> _実施課題_:
**A.** 大寒についての文章において、「大寒の 大々とした 月よかな」の作者として挙げられている人物は誰ですか。
**B.** 大寒についての文章を、最後の文の後から書き継いでください。

「大寒」は二十四節気の1つで、現在のカレンダーでは1月20日・21日のことです。
期間として立春である2月4日頃までを指すこともあります。1年で最も寒さが厳しい時期とされ、俳句では冬の寒さの厳しさが詠まれる特徴のある季語です。
二十四節気 第二十四節気
【大寒】🔹だいかん
[期間] 1月21日~2月3日ごろ
[意味]「寒の内」の中間にあたる
一年で最も寒い「大寒」"寒の入り"の初日が小寒1/6
"寒の内"とは小寒〜節分の前日まで「冬之夕」横山大観 pic.twitter.com/1p5XbSrjaI
— ふわふわ❄️ (@fuwa_miffy) January 21, 2016
今回は、「大寒」をテーマに詠まれたおすすめ有名俳句を30句紹介していきます。
「大寒」の季語を使った有名俳句【前編10句】
【NO.1】小林一茶
『 大寒の 大々とした 月よかな 』
季語:大寒(冬)
意味:大寒の日の月が、とても大きく見える夜であることだ。
冬は空気が乾燥しているため、星や月がよく見えます。厳しい寒さの夜の中、とても大きく見える月を眺める現在にも通ずる感覚の一句です。
【NO.2】高浜虚子
『 大寒の 埃の如く 人死ぬる 』
季語:大寒(冬)
意味:大寒の日のホコリのように人が死んでいく。

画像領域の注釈
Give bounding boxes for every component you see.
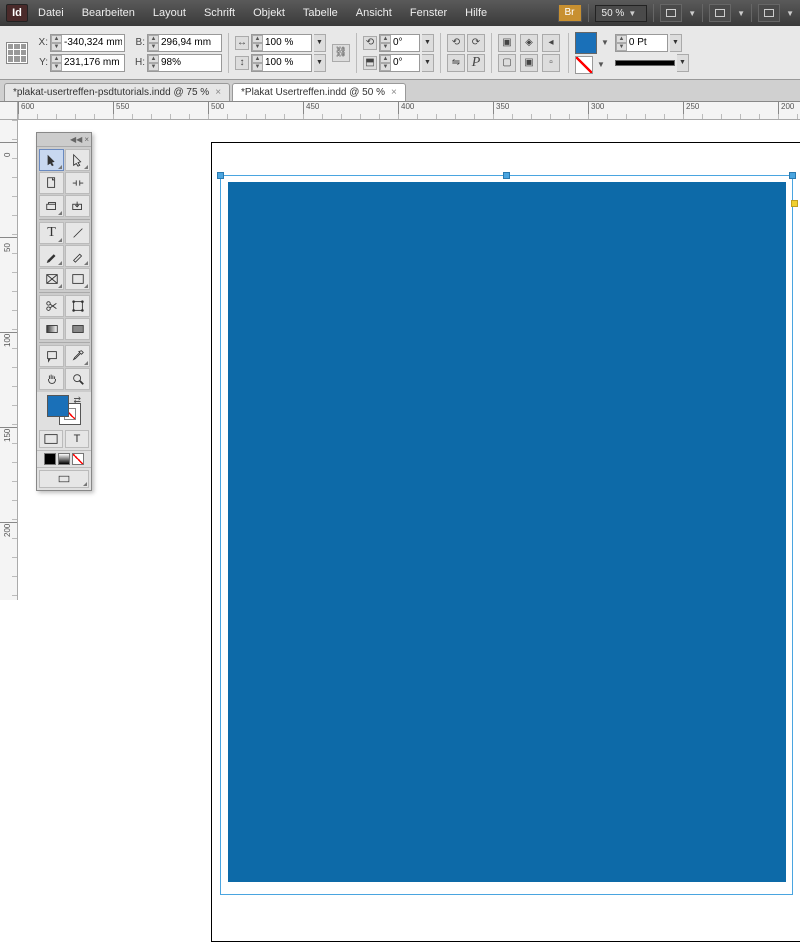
control-bar: X: ▲▼ Y: ▲▼ B: ▲▼ H: ▲▼: [0, 26, 800, 80]
scale-y-field[interactable]: ▲▼: [251, 54, 312, 72]
content-collector-tool[interactable]: [39, 195, 64, 217]
selection-frame[interactable]: [220, 175, 793, 895]
menu-ansicht[interactable]: Ansicht: [348, 3, 400, 23]
rectangle-tool[interactable]: [65, 268, 90, 290]
flip-indicator-icon: P: [467, 54, 485, 72]
select-prev-icon[interactable]: ◂: [542, 34, 560, 52]
color-proxy[interactable]: ⇄: [37, 392, 91, 428]
scissors-tool[interactable]: [39, 295, 64, 317]
type-tool[interactable]: T: [39, 222, 64, 244]
pencil-tool[interactable]: [65, 245, 90, 267]
line-tool[interactable]: [65, 222, 90, 244]
rotate-cw-icon[interactable]: ⟳: [467, 34, 485, 52]
apply-none[interactable]: [72, 453, 84, 465]
width-field[interactable]: ▲▼: [147, 34, 222, 52]
constrain-icon[interactable]: ⛓: [332, 44, 350, 62]
menu-objekt[interactable]: Objekt: [245, 3, 293, 23]
gap-tool[interactable]: [65, 172, 90, 194]
menu-bar: Id Datei Bearbeiten Layout Schrift Objek…: [0, 0, 800, 26]
yellow-handle: [791, 200, 798, 207]
shear-dropdown[interactable]: ▼: [422, 54, 434, 72]
shear-field[interactable]: ▲▼: [379, 54, 420, 72]
ruler-origin[interactable]: [0, 102, 18, 120]
y-label: Y:: [34, 57, 48, 68]
stroke-style-dropdown[interactable]: ▼: [677, 54, 689, 72]
rotate-ccw-icon[interactable]: ⟲: [447, 34, 465, 52]
pen-tool[interactable]: [39, 245, 64, 267]
formatting-container-icon[interactable]: [39, 430, 63, 448]
close-icon[interactable]: ×: [391, 87, 397, 98]
panel-header[interactable]: ◀◀×: [37, 133, 91, 147]
tools-panel[interactable]: ◀◀× T: [36, 132, 92, 491]
menu-datei[interactable]: Datei: [30, 3, 72, 23]
scale-x-dropdown[interactable]: ▼: [314, 34, 326, 52]
height-field[interactable]: ▲▼: [147, 54, 222, 72]
eyedropper-tool[interactable]: [65, 345, 90, 367]
scale-x-field[interactable]: ▲▼: [251, 34, 312, 52]
x-field[interactable]: ▲▼: [50, 34, 125, 52]
menu-hilfe[interactable]: Hilfe: [457, 3, 495, 23]
view-mode-icon[interactable]: [39, 470, 89, 488]
menu-fenster[interactable]: Fenster: [402, 3, 455, 23]
center-content-icon[interactable]: ▫: [542, 54, 560, 72]
scale-x-icon: ↔: [235, 36, 249, 50]
fill-color[interactable]: [47, 395, 69, 417]
flip-h-icon[interactable]: ⇋: [447, 54, 465, 72]
content-placer-tool[interactable]: [65, 195, 90, 217]
close-icon[interactable]: ×: [215, 87, 221, 98]
formatting-text-icon[interactable]: T: [65, 430, 89, 448]
swap-colors-icon[interactable]: ⇄: [73, 395, 81, 406]
gradient-feather-tool[interactable]: [65, 318, 90, 340]
y-field[interactable]: ▲▼: [50, 54, 125, 72]
note-tool[interactable]: [39, 345, 64, 367]
align-icons: ▣ ◈ ◂ ▢ ▣ ▫: [498, 34, 562, 72]
gradient-swatch-tool[interactable]: [39, 318, 64, 340]
select-container-icon[interactable]: ▣: [498, 34, 516, 52]
scale-y-dropdown[interactable]: ▼: [314, 54, 326, 72]
stroke-swatch[interactable]: [575, 56, 593, 74]
zoom-tool[interactable]: [65, 368, 90, 390]
reference-point[interactable]: [6, 42, 28, 64]
shear-icon: ⬒: [363, 56, 377, 70]
hand-tool[interactable]: [39, 368, 64, 390]
zoom-level[interactable]: 50 %▼: [595, 5, 648, 22]
h-label: H:: [131, 57, 145, 68]
rectangle-frame-tool[interactable]: [39, 268, 64, 290]
rotate-icon: ⟲: [363, 36, 377, 50]
bridge-button[interactable]: Br: [558, 4, 582, 22]
x-label: X:: [34, 37, 48, 48]
select-content-icon[interactable]: ◈: [520, 34, 538, 52]
app-logo: Id: [6, 4, 28, 22]
free-transform-tool[interactable]: [65, 295, 90, 317]
screen-mode-icon[interactable]: [660, 4, 682, 22]
selection-tool[interactable]: [39, 149, 64, 171]
apply-color[interactable]: [44, 453, 56, 465]
vertical-ruler[interactable]: 0 50 100 150 200: [0, 120, 18, 600]
w-label: B:: [131, 37, 145, 48]
rotate-dropdown[interactable]: ▼: [422, 34, 434, 52]
menu-layout[interactable]: Layout: [145, 3, 194, 23]
workspace-icon[interactable]: [758, 4, 780, 22]
fit-frame-icon[interactable]: ▣: [520, 54, 538, 72]
document-area: 600 550 500 450 400 350 300 250 200 0 50…: [0, 102, 800, 600]
canvas[interactable]: ◀◀× T: [18, 120, 800, 600]
menu-tabelle[interactable]: Tabelle: [295, 3, 346, 23]
menu-schrift[interactable]: Schrift: [196, 3, 243, 23]
document-tab[interactable]: *Plakat Usertreffen.indd @ 50 % ×: [232, 83, 406, 101]
arrange-documents-icon[interactable]: [709, 4, 731, 22]
apply-gradient[interactable]: [58, 453, 70, 465]
stroke-weight-field[interactable]: ▲▼: [615, 34, 668, 52]
direct-selection-tool[interactable]: [65, 149, 90, 171]
document-tab-bar: *plakat-usertreffen-psdtutorials.indd @ …: [0, 80, 800, 102]
menu-bearbeiten[interactable]: Bearbeiten: [74, 3, 143, 23]
document-tab[interactable]: *plakat-usertreffen-psdtutorials.indd @ …: [4, 83, 230, 101]
scale-y-icon: ↕: [235, 56, 249, 70]
fit-content-icon[interactable]: ▢: [498, 54, 516, 72]
stroke-style[interactable]: [615, 60, 675, 66]
page-tool[interactable]: [39, 172, 64, 194]
stroke-weight-dropdown[interactable]: ▼: [670, 34, 682, 52]
fill-swatch[interactable]: [575, 32, 597, 54]
rotate-field[interactable]: ▲▼: [379, 34, 420, 52]
horizontal-ruler[interactable]: 600 550 500 450 400 350 300 250 200: [18, 102, 800, 120]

> _課題の解答_:
**A.** 小林一茶です。

**B.**
この句は1940年に作られました。日中戦争が始まっていたこともあり、戦争を踏まえた一句なのではないかと言われています。その他の解釈として、「冬の日の埃のように人の死は呆気ないものだ」という無情感を表現したという説もあります。
【NO.3】高浜虚子
『 大寒に まけじと老の 起居(たちい)かな 』
季語:大寒(冬)
意味:大寒の寒い日に、負けじと老人が日常生活を送っていることだ。
「起居」とは日常生活のことです。寒い日は動きがにぶくなり、外に出るのも億劫になるものですが、年をとると冷えで身体が痛むこともあるでしょう。そんな寒さにも負けずにがんばろうという気概を感じる一句です。
【NO.4】村上鬼城
『 大寒や あぶりて食ふ 酒の粕 』
季語:大寒(冬)
意味:大寒だ。酒粕を炙って食べよう。
酒粕にもいろいろな種類がありますが、板状に成形した酒粕を炙って食べるのが一般的です。おやつにもなりますが、おつまみにすることが多いため、晩酌中の一コマを詠んでいるのかもしれません。
【NO.5】村上鬼城
『 大寒や 下仁田の里の 根深汁 』
季語:大寒(冬)
意味:寒い大寒の日だ。下仁田の里のネギを使った根深汁を作ろう。
「根深汁」とはネギを切った味噌汁のことです。手軽に作れる冬の味覚で、寒い日に暖かい根深汁は身体があたたまることでしょう。
【NO.6】西東三鬼
『 大寒や 転びて諸手 つく悲しさ 』
季語:大寒(冬)
意味:大寒で寒い日だなぁ。冬の道で転んでしまって手をついて起きる悲しさよ。
ただでさえ寒い日に転んでしまい、周りの人が歩いている中で手をついて起き上がるもの悲しさを詠んだ句です。寒い日は傷もいっそう痛む気がして、余計に悲しくなっているように感じます。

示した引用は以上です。